Short exercise 1:
Reproduce the passage of the post on kids who hit, kick or bite from "Both kids were" up to and including "angry and aggressive?", switching "black coffee" to "green tea".
Short exercise 2:
Resume the post on kids who hit, kick or bite right after its final sentence, carrying on in the same voice.

━━━ Article ━━━

Big Emotions

The Easiest Way to Deal With a Kid Who Hits, Kicks or Bites

Inside this post: Learn what to do when your child hits you. Effectively stop your child from hurting others without yelling, time out or getting physical.


I literally stepped out of the room for 20 seconds. That’s the amount of time it took for my oldest to tackle his little sister while she proceeded to whack him in the head. The two wrangled on the floor as I attempted to separate them.

Both kids were screaming. I was frustrated. And I would’ve given my tallest cup of black coffee and a biscotti to anyone who could make it stop. I just kept wondering why is my child so angry and aggressive?

Related: The Most Powerful Way to Help Jealous Siblings

Why kids hit, bite and kick.

When kids struggle to find words such as “I don’t like that” or “please stop” or “pay attention to me,” they will turn to hitting, kicking, biting and pushing to help others hear what they are trying to say.

From ages three and below, it’s especially normal to see aggressive behavior in kids. They live in a very physical world of communication that is often lacking in words.

When you get to ages four to seven, it’s also pretty normal to see aggressive behavior from time to time. Especially when kids get tired, frustrated, or in general, do not feel heard and understood.

What to do when your child hits you? Use this positive parenting approach to stop biting, hitting, kicking or other aggressive behavior. #stopbiting #stophiting #stopkicking #stopaggressivebehavior #positiveparenting #peacefulparenting #respectfulparenting #parentingtoddlers

It’s almost always about power.

The main reason you will see any child (or adult!) try to hit, kick or bite someone is to feel a sense of power and control.

This is why when you tell kids to “stop that” or ask “why are you hitting?” or “how many times have I told you not to hit?” or put kids in time out, you will often see more aggression, screaming or even laughing at you.

This is the child continuing to try and fill their need for power because that need wasn’t met yet.

So…what’s the solution?

Here’s what to do when your child hits you.

Hitting, biting or kicking each other is never okay, and we always try to nip this behavior in the bud asap. In the past we’ve used these toddler biting strategies and empathetic parenting, and while those things do work, the 3-step method I’m going to share is by far the fastest I’ve ever tried.

━━━ Information shown ━━━

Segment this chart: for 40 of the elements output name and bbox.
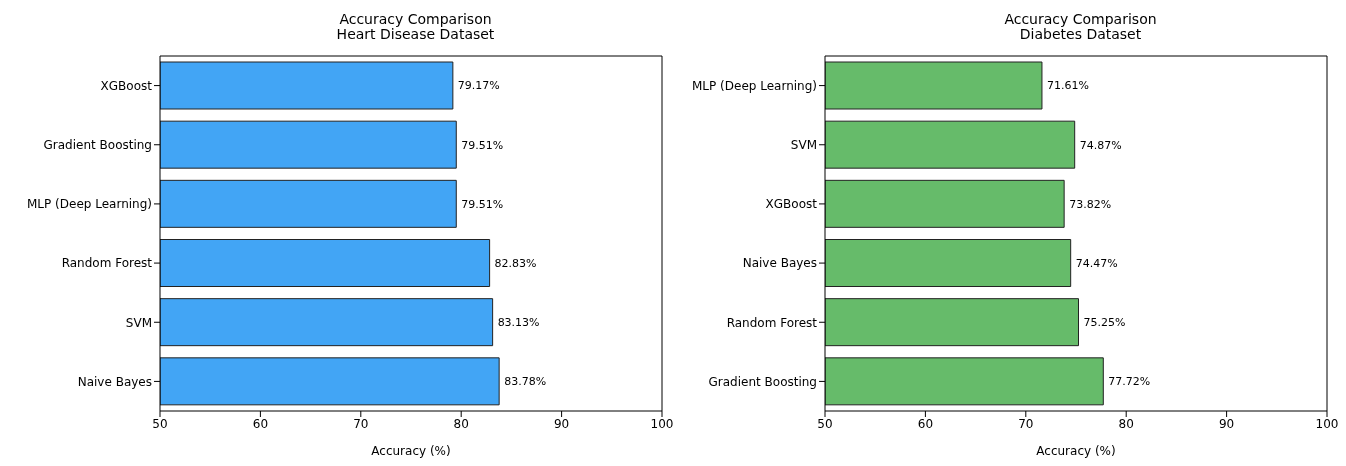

━━━

Exercise answer 1:
Both kids were screaming. I was frustrated. And I would’ve given my tallest cup of green tea and a biscotti to anyone who could make it stop. I just kept wondering why is my child so angry and aggressive?

Exercise answer 2:
It’s worked beautifully when I’ve used it at the playground or social gatherings when kids get into squabbles.

This is a Language of Listening® approach. You can read more about in this 3-step coaching method here.

Step 1: Put your arm out.

This isn’t specifically part of the method, but each time I see aggressive behavior, I always intervene using the least amount of physical intervention needed.

This usually looks like me placing an arm between the kids to block them from continuing to hit or kick. The majority of the time (like 90%) I don’t need to touch either child, unless there is some major hurt or pummeling going on.

Related: How to Teach Kids to Listen Without Using Words

Step 2: SAY WHAT YOU SEE®.

“You’re hitting AND he doesn’t like that.”

“You’re angry AND it’s not okay to hit people.”

Step 3: Offer a CAN DO.

“You can hit this pillow / chair / stuffed animal over here.”

“You can play more gently. Show me gentle play.”

Offering a CAN DO that allows the child to act out their hiting, kicking or biting in a safe way is the easiest and quickest way to help them feel a sense of power while still keeping everyone safe!

Step 4: Name those STRENGTHS.

“You found a way to play well together. That shows you’re cooperative.”

“You hit the chair. That’s right! You know what to hit. You kept everyone safe.”

“You bit the stuffed animal. That’s right. You know what to bite without hurting anyone!”

“You were so angry about xyz. You really wanted to hit me, but you hit the chair instead. That took a ton of self-control!”

This works incredibly well.

In the moment, this 3-step coaching method is an amazing tool where everybody wins. I also love using this at the playground or when other kids are around because—again—everybody wins.

The child gets to hit, kick or bite to fill their need for power or express any anger or frustration they need to get out. And the parent or teacher or caregiver avoids yelling or getting physical with the kids.

More tools to use when your child hits you.

If you are seeing a pattern of aggressive behavior, there are some awesome ways to work on this when everyone is calm. Kids are best able to learn when they aren’t revved up, upset or frustrated. Working on these things ahead of time made a world of difference for our family.

Read books on empathy.

Teaching empathy to kids is a key component for peaceful and kind behavior, and it’s the number one thing that ultimately helped stop our toddler from biting in the long run.

Here are several books to help…


Practice taking care of a doll.

This is great for both girls and boys. Help your child practice gentle and kind behavior towards a doll in different play scenarios. You could even act aggressively towards the doll and your child could help you make a better choice through play. Allowing your child to teach YOU…that is learning and understanding at the highest level.

Dolls we love for boys and girls…


Get a punching bag or biting bear.

Have toys in the house that are specifically for biting and hitting. Then each time the child bites or hits, direct them towards the toy that is safe to act aggressively towards.


This is key.

While this 3-step coaching method won’t prevent aggressive behavior from ever happening again–kids are always learning–but it is amazing to watch our oldest stop himself most of the time from hitting and biting others, while reaching for a couch cushion, toy or other object to hit and bite when he needs to get it all out.

The best part is I didn’t have to give away all my coffee and biscotti to find someone to stop the hitting. Talk about a win-win.

Print this free printable!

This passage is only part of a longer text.